--- START OF Given data ---

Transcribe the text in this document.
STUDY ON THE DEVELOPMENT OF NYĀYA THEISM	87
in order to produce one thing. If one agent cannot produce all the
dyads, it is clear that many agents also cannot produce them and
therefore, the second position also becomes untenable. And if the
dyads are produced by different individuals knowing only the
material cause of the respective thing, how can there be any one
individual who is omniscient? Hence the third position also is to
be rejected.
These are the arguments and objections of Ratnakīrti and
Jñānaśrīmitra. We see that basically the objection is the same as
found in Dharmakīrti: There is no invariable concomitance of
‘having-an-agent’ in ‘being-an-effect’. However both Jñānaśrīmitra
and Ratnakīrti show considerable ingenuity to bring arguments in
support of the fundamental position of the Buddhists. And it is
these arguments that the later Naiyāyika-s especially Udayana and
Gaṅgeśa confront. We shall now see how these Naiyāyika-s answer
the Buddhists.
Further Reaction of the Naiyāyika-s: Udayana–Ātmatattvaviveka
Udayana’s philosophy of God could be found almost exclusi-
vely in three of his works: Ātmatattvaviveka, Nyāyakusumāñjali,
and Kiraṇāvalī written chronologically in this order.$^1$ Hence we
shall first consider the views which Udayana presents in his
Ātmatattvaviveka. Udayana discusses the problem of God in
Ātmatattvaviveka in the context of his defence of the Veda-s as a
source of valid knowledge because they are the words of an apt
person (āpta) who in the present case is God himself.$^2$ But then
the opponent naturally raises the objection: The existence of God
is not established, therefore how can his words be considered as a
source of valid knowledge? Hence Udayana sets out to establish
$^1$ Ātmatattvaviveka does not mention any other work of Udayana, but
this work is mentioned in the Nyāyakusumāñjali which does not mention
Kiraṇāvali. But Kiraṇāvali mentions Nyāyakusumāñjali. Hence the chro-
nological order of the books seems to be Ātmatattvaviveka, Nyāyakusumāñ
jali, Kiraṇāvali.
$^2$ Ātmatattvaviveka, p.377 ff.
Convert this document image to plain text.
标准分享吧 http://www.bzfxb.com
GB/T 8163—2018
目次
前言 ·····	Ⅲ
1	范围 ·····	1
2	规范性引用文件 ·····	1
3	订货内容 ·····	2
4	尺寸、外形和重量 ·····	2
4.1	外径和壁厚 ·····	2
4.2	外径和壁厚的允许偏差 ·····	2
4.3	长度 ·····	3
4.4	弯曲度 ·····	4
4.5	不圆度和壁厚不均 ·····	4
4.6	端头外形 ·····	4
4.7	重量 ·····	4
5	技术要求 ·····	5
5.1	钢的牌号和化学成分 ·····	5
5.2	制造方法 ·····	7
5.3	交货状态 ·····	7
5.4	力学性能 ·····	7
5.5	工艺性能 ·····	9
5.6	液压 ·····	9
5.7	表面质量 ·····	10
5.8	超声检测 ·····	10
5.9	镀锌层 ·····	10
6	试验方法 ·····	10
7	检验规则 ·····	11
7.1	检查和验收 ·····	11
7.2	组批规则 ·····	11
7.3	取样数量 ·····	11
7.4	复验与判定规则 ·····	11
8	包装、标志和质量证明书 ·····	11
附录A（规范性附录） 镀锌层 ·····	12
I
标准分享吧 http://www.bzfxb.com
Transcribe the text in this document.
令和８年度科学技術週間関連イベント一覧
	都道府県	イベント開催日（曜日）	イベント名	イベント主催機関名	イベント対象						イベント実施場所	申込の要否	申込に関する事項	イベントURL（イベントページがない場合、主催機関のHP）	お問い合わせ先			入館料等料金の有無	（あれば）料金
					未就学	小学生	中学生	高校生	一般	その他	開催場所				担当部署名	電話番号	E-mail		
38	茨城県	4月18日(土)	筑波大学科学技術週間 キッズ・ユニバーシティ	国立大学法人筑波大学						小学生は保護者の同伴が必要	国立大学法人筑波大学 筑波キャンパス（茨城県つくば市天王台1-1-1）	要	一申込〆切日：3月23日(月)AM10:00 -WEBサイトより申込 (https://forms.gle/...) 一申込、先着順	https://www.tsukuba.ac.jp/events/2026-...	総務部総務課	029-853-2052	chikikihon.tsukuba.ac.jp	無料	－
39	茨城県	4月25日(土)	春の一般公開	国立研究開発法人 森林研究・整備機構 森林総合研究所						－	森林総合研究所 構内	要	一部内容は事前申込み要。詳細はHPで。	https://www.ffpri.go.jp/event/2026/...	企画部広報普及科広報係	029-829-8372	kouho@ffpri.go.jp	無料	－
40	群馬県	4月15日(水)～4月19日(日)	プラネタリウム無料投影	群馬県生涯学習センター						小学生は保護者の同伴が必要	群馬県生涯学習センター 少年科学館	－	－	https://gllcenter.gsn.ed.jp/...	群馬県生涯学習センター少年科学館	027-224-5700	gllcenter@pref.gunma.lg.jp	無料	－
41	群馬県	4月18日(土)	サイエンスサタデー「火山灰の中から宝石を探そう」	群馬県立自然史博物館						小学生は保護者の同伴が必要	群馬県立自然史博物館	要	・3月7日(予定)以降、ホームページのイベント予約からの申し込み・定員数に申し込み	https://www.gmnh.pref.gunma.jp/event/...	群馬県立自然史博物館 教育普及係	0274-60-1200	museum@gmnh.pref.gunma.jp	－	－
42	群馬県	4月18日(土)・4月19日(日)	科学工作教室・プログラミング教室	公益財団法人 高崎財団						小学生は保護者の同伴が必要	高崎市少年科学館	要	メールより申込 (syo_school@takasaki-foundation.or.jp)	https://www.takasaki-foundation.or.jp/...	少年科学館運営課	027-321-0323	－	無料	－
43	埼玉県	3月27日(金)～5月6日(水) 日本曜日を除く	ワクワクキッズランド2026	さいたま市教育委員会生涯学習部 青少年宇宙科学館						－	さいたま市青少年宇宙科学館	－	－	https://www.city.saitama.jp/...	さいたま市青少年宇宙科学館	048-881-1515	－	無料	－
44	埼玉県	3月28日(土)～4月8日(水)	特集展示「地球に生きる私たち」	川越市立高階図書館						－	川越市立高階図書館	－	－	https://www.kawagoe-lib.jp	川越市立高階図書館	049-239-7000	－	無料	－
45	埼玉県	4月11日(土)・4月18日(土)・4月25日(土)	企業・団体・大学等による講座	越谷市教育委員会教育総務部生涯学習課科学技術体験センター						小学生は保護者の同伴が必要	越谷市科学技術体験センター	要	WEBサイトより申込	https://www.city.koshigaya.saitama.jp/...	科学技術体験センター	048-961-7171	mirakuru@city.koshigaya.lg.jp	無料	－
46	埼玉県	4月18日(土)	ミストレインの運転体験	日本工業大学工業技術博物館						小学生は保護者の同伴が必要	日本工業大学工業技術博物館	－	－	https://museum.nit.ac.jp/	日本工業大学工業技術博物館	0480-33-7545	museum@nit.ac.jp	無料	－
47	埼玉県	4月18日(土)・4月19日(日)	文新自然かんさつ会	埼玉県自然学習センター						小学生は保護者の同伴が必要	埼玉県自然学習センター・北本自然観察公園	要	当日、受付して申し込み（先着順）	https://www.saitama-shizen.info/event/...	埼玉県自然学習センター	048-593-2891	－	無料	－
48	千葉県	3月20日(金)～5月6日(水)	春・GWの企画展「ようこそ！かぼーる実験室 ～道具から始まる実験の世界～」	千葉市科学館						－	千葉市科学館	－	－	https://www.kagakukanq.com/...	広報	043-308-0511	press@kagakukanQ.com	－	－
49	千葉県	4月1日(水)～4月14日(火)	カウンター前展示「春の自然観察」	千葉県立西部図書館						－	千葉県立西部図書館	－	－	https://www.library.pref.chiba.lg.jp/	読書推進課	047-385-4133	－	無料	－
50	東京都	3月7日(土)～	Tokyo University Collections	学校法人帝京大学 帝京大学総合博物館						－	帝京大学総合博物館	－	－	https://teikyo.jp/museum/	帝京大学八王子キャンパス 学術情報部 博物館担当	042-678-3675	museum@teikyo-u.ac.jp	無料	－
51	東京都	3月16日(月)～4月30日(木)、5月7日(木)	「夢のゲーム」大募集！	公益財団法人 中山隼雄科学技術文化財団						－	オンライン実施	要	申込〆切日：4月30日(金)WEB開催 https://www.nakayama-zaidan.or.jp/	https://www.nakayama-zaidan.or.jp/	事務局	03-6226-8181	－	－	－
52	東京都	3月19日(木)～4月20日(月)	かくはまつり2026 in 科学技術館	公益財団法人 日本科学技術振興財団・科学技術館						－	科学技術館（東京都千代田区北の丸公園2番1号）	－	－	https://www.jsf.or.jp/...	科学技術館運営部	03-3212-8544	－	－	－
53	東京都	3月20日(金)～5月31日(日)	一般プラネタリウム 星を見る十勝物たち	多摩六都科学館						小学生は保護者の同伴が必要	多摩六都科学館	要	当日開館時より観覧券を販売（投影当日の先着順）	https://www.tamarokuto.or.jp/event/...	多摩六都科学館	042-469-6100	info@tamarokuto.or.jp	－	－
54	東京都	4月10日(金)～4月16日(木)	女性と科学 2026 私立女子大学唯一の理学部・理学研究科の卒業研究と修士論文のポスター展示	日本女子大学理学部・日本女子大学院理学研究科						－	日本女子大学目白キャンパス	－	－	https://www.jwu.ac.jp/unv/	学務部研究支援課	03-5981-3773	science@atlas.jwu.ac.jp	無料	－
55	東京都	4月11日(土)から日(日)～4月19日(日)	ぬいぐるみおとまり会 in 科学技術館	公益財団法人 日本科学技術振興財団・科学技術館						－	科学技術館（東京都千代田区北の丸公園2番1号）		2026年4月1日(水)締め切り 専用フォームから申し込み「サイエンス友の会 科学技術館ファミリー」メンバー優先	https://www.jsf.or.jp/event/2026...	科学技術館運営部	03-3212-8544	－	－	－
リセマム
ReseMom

--- END OF Given data ---

**Stated task**
From the listing above, collect each line in which the string "日本科学技術振興財団" appears.

**Exercise solution**
52	東京都	3月19日(木)～4月20日(月)	かくはまつり2026 in 科学技術館	公益財団法人 日本科学技術振興財団・科学技術館						－	科学技術館（東京都千代田区北の丸公園2番1号）	－	－	https://www.jsf.or.jp/...	科学技術館運営部	03-3212-8544	－	－	－
55	東京都	4月11日(土)から日(日)～4月19日(日)	ぬいぐるみおとまり会 in 科学技術館	公益財団法人 日本科学技術振興財団・科学技術館						－	科学技術館（東京都千代田区北の丸公園2番1号）		2026年4月1日(水)締め切り 専用フォームから申し込み「サイエンス友の会 科学技術館ファミリー」メンバー優先	https://www.jsf.or.jp/event/2026...	科学技術館運営部	03-3212-8544	－	－	－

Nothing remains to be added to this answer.